Repeat the part of the data that opens with the line containing "I need the location" and closes with the line containing "- candle-body: [342, 210, 345, 215]", both lines included, without changing anything.
---------- RECORDS FOR THIS TASK
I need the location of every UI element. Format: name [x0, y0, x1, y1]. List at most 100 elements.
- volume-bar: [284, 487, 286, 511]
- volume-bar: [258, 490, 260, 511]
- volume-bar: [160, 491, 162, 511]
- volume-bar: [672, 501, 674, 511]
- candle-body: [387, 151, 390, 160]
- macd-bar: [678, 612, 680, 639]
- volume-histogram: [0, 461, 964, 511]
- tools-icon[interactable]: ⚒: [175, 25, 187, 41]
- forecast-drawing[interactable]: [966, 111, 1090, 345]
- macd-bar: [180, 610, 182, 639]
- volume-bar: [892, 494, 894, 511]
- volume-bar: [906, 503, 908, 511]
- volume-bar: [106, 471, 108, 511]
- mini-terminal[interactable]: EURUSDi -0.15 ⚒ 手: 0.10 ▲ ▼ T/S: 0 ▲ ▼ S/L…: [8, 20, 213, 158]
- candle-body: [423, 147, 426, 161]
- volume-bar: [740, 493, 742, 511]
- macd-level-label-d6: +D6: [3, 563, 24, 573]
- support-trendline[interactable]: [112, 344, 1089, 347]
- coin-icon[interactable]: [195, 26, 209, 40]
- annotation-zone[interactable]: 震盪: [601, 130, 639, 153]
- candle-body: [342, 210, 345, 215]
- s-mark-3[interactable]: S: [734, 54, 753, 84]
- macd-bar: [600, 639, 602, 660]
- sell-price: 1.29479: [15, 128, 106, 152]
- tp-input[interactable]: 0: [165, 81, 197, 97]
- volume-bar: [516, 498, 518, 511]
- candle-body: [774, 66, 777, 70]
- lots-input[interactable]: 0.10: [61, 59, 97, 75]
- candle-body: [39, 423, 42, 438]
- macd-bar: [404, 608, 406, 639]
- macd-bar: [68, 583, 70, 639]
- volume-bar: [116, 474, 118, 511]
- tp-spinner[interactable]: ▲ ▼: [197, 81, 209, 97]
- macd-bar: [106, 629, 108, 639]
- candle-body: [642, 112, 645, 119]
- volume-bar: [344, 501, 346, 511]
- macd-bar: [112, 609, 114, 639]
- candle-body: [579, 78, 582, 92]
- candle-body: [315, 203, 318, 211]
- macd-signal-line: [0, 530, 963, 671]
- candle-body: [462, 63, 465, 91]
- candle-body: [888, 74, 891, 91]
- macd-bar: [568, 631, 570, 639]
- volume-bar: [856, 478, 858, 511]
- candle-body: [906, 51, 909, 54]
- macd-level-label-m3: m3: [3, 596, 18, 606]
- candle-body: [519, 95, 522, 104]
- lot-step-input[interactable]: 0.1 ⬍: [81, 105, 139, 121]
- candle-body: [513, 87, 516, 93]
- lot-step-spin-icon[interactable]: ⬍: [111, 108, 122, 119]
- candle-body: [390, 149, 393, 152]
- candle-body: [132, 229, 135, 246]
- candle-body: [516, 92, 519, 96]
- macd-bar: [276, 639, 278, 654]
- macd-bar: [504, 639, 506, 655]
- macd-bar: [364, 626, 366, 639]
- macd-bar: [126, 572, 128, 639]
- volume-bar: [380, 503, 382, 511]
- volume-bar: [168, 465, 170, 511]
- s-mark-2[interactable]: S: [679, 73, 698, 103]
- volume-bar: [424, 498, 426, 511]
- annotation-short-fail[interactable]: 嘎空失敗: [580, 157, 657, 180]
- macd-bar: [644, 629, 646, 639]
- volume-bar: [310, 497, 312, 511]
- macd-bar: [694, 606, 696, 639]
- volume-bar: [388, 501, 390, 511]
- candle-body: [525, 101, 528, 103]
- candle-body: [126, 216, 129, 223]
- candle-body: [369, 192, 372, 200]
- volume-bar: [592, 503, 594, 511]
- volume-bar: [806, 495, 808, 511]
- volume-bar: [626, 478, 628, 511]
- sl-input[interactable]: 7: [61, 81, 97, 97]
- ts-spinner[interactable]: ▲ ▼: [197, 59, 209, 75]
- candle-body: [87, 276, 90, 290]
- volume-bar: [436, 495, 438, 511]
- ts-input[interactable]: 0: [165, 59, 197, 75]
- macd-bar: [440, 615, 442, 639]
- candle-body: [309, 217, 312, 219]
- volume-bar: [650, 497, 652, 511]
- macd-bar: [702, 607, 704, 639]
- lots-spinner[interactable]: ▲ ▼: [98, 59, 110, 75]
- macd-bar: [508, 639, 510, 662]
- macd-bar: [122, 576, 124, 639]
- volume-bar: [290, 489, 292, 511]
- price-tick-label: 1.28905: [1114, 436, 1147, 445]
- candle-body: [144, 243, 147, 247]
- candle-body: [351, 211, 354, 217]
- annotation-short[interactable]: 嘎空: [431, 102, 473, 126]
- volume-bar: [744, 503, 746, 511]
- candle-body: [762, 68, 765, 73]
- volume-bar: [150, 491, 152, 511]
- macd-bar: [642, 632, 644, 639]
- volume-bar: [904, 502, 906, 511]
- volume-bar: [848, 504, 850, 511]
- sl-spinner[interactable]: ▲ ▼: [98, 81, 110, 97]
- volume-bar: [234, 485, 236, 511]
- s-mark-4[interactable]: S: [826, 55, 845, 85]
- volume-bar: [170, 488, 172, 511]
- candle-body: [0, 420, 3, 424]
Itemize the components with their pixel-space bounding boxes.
--------------------
---------- RECORDS FOR THIS TASK
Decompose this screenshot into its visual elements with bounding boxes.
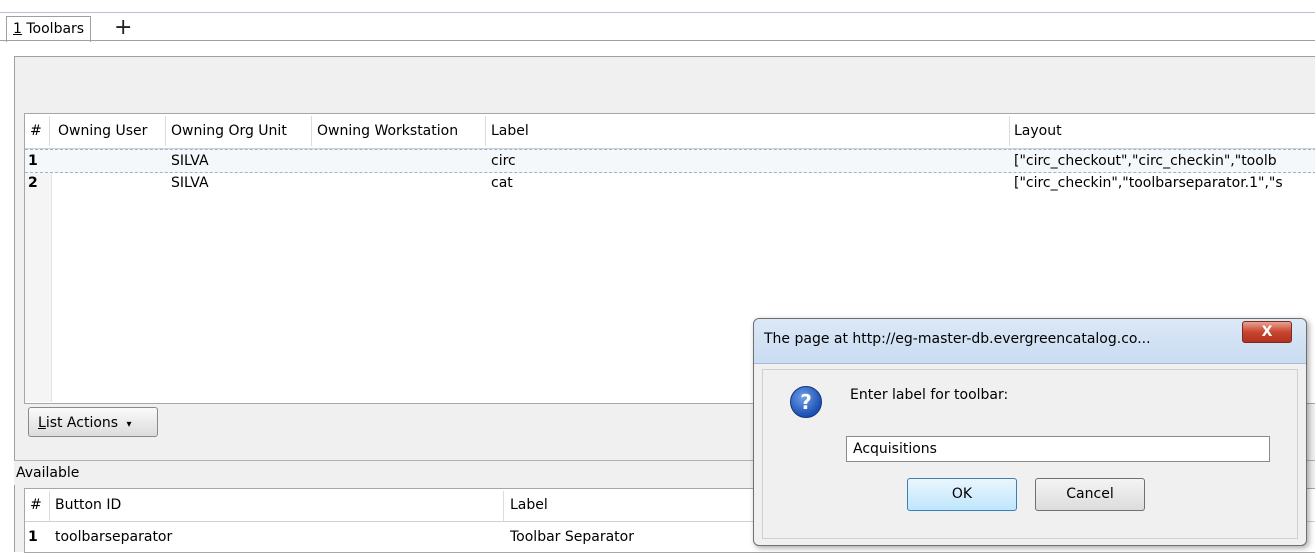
--------------------
_WRITTEN REPLY_
I need the location of every UI element. Format: name [x0, y0, x1, y1]. List at most 100 elements.
- volume-bar: [284, 487, 286, 511]
- volume-bar: [258, 490, 260, 511]
- volume-bar: [160, 491, 162, 511]
- volume-bar: [672, 501, 674, 511]
- candle-body: [387, 151, 390, 160]
- macd-bar: [678, 612, 680, 639]
- volume-histogram: [0, 461, 964, 511]
- tools-icon[interactable]: ⚒: [175, 25, 187, 41]
- forecast-drawing[interactable]: [966, 111, 1090, 345]
- macd-bar: [180, 610, 182, 639]
- volume-bar: [892, 494, 894, 511]
- volume-bar: [906, 503, 908, 511]
- volume-bar: [106, 471, 108, 511]
- mini-terminal[interactable]: EURUSDi -0.15 ⚒ 手: 0.10 ▲ ▼ T/S: 0 ▲ ▼ S/L…: [8, 20, 213, 158]
- candle-body: [423, 147, 426, 161]
- volume-bar: [740, 493, 742, 511]
- macd-level-label-d6: +D6: [3, 563, 24, 573]
- support-trendline[interactable]: [112, 344, 1089, 347]
- coin-icon[interactable]: [195, 26, 209, 40]
- annotation-zone[interactable]: 震盪: [601, 130, 639, 153]
- candle-body: [342, 210, 345, 215]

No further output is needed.